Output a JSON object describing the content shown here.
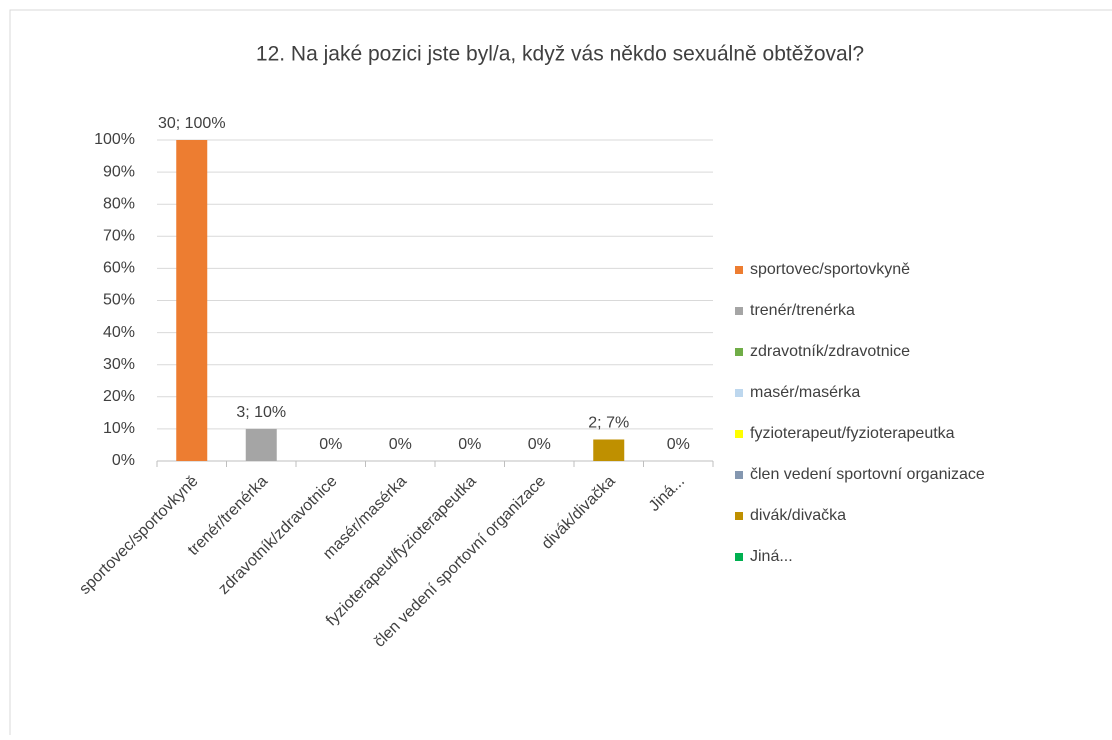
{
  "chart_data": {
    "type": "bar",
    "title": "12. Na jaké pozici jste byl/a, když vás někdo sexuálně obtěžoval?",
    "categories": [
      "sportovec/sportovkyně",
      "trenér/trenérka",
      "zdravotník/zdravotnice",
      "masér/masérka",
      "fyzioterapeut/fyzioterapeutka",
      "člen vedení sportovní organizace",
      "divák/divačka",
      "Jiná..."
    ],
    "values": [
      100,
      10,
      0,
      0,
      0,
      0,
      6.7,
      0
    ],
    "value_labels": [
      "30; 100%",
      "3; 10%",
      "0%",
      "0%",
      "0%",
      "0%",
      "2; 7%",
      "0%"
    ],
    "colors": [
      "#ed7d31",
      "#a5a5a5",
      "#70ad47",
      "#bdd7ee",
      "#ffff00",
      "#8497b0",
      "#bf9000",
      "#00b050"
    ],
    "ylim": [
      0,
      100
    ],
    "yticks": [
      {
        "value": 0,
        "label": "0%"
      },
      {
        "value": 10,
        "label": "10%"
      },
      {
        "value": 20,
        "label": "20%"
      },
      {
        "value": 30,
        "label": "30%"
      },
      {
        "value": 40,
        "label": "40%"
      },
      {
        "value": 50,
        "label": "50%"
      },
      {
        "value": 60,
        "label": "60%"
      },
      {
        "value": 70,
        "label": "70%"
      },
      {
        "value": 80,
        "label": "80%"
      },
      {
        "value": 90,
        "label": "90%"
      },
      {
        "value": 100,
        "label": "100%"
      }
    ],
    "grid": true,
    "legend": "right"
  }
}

# # # # #

* _Task description_
Every line above should be repeated exactly; pictures stay out of the copy.

* _Solution_
Output a JSON object describing the content shown here.
{
  "chart_data": {
    "type": "bar",
    "title": "12. Na jaké pozici jste byl/a, když vás někdo sexuálně obtěžoval?",
    "categories": [
      "sportovec/sportovkyně",
      "trenér/trenérka",
      "zdravotník/zdravotnice",
      "masér/masérka",
      "fyzioterapeut/fyzioterapeutka",
      "člen vedení sportovní organizace",
      "divák/divačka",
      "Jiná..."
    ],
    "values": [
      100,
      10,
      0,
      0,
      0,
      0,
      6.7,
      0
    ],
    "value_labels": [
      "30; 100%",
      "3; 10%",
      "0%",
      "0%",
      "0%",
      "0%",
      "2; 7%",
      "0%"
    ],
    "colors": [
      "#ed7d31",
      "#a5a5a5",
      "#70ad47",
      "#bdd7ee",
      "#ffff00",
      "#8497b0",
      "#bf9000",
      "#00b050"
    ],
    "ylim": [
      0,
      100
    ],
    "yticks": [
      {
        "value": 0,
        "label": "0%"
      },
      {
        "value": 10,
        "label": "10%"
      },
      {
        "value": 20,
        "label": "20%"
      },
      {
        "value": 30,
        "label": "30%"
      },
      {
        "value": 40,
        "label": "40%"
      },
      {
        "value": 50,
        "label": "50%"
      },
      {
        "value": 60,
        "label": "60%"
      },
      {
        "value": 70,
        "label": "70%"
      },
      {
        "value": 80,
        "label": "80%"
      },
      {
        "value": 90,
        "label": "90%"
      },
      {
        "value": 100,
        "label": "100%"
      }
    ],
    "grid": true,
    "legend": "right"
  }
}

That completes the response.